- **Set exercise**
The records below are to be repeated in full, exactly as they are.

[Figure record extracts]
[Begin]

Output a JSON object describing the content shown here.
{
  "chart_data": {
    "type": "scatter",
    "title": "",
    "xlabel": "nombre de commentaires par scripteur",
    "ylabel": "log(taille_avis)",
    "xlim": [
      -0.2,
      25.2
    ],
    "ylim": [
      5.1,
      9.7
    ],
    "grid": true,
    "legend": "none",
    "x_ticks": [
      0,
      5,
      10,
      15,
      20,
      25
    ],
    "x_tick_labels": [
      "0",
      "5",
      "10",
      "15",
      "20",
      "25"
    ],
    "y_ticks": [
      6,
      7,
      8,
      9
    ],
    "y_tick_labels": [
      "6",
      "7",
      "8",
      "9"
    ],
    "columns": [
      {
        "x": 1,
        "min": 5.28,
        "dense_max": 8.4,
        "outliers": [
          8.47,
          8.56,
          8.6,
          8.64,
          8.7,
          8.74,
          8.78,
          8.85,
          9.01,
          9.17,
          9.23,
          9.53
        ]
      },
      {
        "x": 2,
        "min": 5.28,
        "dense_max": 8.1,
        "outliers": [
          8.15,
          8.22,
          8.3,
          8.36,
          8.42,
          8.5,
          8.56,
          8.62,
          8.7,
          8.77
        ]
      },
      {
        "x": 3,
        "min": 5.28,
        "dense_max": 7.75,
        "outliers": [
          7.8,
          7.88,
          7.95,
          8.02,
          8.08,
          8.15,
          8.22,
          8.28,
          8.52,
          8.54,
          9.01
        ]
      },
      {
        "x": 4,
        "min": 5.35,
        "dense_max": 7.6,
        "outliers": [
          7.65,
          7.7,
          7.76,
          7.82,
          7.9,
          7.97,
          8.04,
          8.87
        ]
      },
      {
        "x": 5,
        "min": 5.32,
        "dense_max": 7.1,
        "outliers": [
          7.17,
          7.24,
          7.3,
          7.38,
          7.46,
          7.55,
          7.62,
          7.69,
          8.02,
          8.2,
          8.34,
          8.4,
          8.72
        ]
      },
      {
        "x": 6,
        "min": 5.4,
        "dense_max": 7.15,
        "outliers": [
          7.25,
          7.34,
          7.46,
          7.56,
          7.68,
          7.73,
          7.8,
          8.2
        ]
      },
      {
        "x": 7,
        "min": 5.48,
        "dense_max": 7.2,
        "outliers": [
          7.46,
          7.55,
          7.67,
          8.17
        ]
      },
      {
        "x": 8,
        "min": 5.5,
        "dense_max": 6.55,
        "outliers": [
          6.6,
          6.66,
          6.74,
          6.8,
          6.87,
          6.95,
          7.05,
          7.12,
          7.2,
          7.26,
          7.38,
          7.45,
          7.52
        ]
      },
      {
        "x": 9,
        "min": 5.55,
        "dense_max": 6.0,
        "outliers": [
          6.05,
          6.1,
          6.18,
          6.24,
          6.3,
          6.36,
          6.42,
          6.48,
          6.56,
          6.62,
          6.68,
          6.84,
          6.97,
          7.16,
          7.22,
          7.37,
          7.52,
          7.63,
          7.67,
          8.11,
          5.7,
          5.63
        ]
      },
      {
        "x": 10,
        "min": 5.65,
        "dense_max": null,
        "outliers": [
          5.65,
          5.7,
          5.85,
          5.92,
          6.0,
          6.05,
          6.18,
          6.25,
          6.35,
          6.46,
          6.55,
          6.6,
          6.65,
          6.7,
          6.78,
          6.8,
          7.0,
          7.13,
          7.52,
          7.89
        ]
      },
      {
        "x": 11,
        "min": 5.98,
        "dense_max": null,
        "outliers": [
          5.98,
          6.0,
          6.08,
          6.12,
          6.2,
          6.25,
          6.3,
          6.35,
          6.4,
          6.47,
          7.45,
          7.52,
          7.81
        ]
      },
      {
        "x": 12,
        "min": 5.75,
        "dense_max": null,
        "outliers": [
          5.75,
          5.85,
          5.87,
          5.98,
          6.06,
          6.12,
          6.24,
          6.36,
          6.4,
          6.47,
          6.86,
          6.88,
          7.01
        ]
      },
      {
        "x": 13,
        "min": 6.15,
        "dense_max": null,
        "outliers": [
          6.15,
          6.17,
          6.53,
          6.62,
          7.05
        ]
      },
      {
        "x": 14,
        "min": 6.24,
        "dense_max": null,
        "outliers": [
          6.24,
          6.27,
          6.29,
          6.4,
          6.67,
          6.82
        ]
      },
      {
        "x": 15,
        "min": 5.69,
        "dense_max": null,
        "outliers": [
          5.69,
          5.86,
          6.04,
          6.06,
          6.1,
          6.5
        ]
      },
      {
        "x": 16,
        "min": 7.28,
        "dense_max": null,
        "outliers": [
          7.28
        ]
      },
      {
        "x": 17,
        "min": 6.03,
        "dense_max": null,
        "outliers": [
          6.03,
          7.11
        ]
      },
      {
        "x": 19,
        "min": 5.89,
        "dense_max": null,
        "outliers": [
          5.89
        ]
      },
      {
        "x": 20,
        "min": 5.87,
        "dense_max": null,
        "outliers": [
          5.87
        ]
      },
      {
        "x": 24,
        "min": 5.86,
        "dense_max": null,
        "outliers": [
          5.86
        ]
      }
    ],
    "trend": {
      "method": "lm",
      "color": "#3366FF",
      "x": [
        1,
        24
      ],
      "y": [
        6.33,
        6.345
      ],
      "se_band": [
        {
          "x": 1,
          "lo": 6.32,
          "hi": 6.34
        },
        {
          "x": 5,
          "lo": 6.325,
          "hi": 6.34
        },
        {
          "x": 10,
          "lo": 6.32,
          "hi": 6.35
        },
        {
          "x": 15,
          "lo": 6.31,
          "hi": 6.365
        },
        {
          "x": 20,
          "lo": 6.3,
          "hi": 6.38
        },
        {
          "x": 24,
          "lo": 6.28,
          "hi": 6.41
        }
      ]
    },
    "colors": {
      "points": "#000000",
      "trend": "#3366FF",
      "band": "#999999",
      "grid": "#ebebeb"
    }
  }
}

[End]

- **Result below**
Output a JSON object describing the content shown here.
{
  "chart_data": {
    "type": "scatter",
    "title": "",
    "xlabel": "nombre de commentaires par scripteur",
    "ylabel": "log(taille_avis)",
    "xlim": [
      -0.2,
      25.2
    ],
    "ylim": [
      5.1,
      9.7
    ],
    "grid": true,
    "legend": "none",
    "x_ticks": [
      0,
      5,
      10,
      15,
      20,
      25
    ],
    "x_tick_labels": [
      "0",
      "5",
      "10",
      "15",
      "20",
      "25"
    ],
    "y_ticks": [
      6,
      7,
      8,
      9
    ],
    "y_tick_labels": [
      "6",
      "7",
      "8",
      "9"
    ],
    "columns": [
      {
        "x": 1,
        "min": 5.28,
        "dense_max": 8.4,
        "outliers": [
          8.47,
          8.56,
          8.6,
          8.64,
          8.7,
          8.74,
          8.78,
          8.85,
          9.01,
          9.17,
          9.23,
          9.53
        ]
      },
      {
        "x": 2,
        "min": 5.28,
        "dense_max": 8.1,
        "outliers": [
          8.15,
          8.22,
          8.3,
          8.36,
          8.42,
          8.5,
          8.56,
          8.62,
          8.7,
          8.77
        ]
      },
      {
        "x": 3,
        "min": 5.28,
        "dense_max": 7.75,
        "outliers": [
          7.8,
          7.88,
          7.95,
          8.02,
          8.08,
          8.15,
          8.22,
          8.28,
          8.52,
          8.54,
          9.01
        ]
      },
      {
        "x": 4,
        "min": 5.35,
        "dense_max": 7.6,
        "outliers": [
          7.65,
          7.7,
          7.76,
          7.82,
          7.9,
          7.97,
          8.04,
          8.87
        ]
      },
      {
        "x": 5,
        "min": 5.32,
        "dense_max": 7.1,
        "outliers": [
          7.17,
          7.24,
          7.3,
          7.38,
          7.46,
          7.55,
          7.62,
          7.69,
          8.02,
          8.2,
          8.34,
          8.4,
          8.72
        ]
      },
      {
        "x": 6,
        "min": 5.4,
        "dense_max": 7.15,
        "outliers": [
          7.25,
          7.34,
          7.46,
          7.56,
          7.68,
          7.73,
          7.8,
          8.2
        ]
      },
      {
        "x": 7,
        "min": 5.48,
        "dense_max": 7.2,
        "outliers": [
          7.46,
          7.55,
          7.67,
          8.17
        ]
      },
      {
        "x": 8,
        "min": 5.5,
        "dense_max": 6.55,
        "outliers": [
          6.6,
          6.66,
          6.74,
          6.8,
          6.87,
          6.95,
          7.05,
          7.12,
          7.2,
          7.26,
          7.38,
          7.45,
          7.52
        ]
      },
      {
        "x": 9,
        "min": 5.55,
        "dense_max": 6.0,
        "outliers": [
          6.05,
          6.1,
          6.18,
          6.24,
          6.3,
          6.36,
          6.42,
          6.48,
          6.56,
          6.62,
          6.68,
          6.84,
          6.97,
          7.16,
          7.22,
          7.37,
          7.52,
          7.63,
          7.67,
          8.11,
          5.7,
          5.63
        ]
      },
      {
        "x": 10,
        "min": 5.65,
        "dense_max": null,
        "outliers": [
          5.65,
          5.7,
          5.85,
          5.92,
          6.0,
          6.05,
          6.18,
          6.25,
          6.35,
          6.46,
          6.55,
          6.6,
          6.65,
          6.7,
          6.78,
          6.8,
          7.0,
          7.13,
          7.52,
          7.89
        ]
      },
      {
        "x": 11,
        "min": 5.98,
        "dense_max": null,
        "outliers": [
          5.98,
          6.0,
          6.08,
          6.12,
          6.2,
          6.25,
          6.3,
          6.35,
          6.4,
          6.47,
          7.45,
          7.52,
          7.81
        ]
      },
      {
        "x": 12,
        "min": 5.75,
        "dense_max": null,
        "outliers": [
          5.75,
          5.85,
          5.87,
          5.98,
          6.06,
          6.12,
          6.24,
          6.36,
          6.4,
          6.47,
          6.86,
          6.88,
          7.01
        ]
      },
      {
        "x": 13,
        "min": 6.15,
        "dense_max": null,
        "outliers": [
          6.15,
          6.17,
          6.53,
          6.62,
          7.05
        ]
      },
      {
        "x": 14,
        "min": 6.24,
        "dense_max": null,
        "outliers": [
          6.24,
          6.27,
          6.29,
          6.4,
          6.67,
          6.82
        ]
      },
      {
        "x": 15,
        "min": 5.69,
        "dense_max": null,
        "outliers": [
          5.69,
          5.86,
          6.04,
          6.06,
          6.1,
          6.5
        ]
      },
      {
        "x": 16,
        "min": 7.28,
        "dense_max": null,
        "outliers": [
          7.28
        ]
      },
      {
        "x": 17,
        "min": 6.03,
        "dense_max": null,
        "outliers": [
          6.03,
          7.11
        ]
      },
      {
        "x": 19,
        "min": 5.89,
        "dense_max": null,
        "outliers": [
          5.89
        ]
      },
      {
        "x": 20,
        "min": 5.87,
        "dense_max": null,
        "outliers": [
          5.87
        ]
      },
      {
        "x": 24,
        "min": 5.86,
        "dense_max": null,
        "outliers": [
          5.86
        ]
      }
    ],
    "trend": {
      "method": "lm",
      "color": "#3366FF",
      "x": [
        1,
        24
      ],
      "y": [
        6.33,
        6.345
      ],
      "se_band": [
        {
          "x": 1,
          "lo": 6.32,
          "hi": 6.34
        },
        {
          "x": 5,
          "lo": 6.325,
          "hi": 6.34
        },
        {
          "x": 10,
          "lo": 6.32,
          "hi": 6.35
        },
        {
          "x": 15,
          "lo": 6.31,
          "hi": 6.365
        },
        {
          "x": 20,
          "lo": 6.3,
          "hi": 6.38
        },
        {
          "x": 24,
          "lo": 6.28,
          "hi": 6.41
        }
      ]
    },
    "colors": {
      "points": "#000000",
      "trend": "#3366FF",
      "band": "#999999",
      "grid": "#ebebeb"
    }
  }
}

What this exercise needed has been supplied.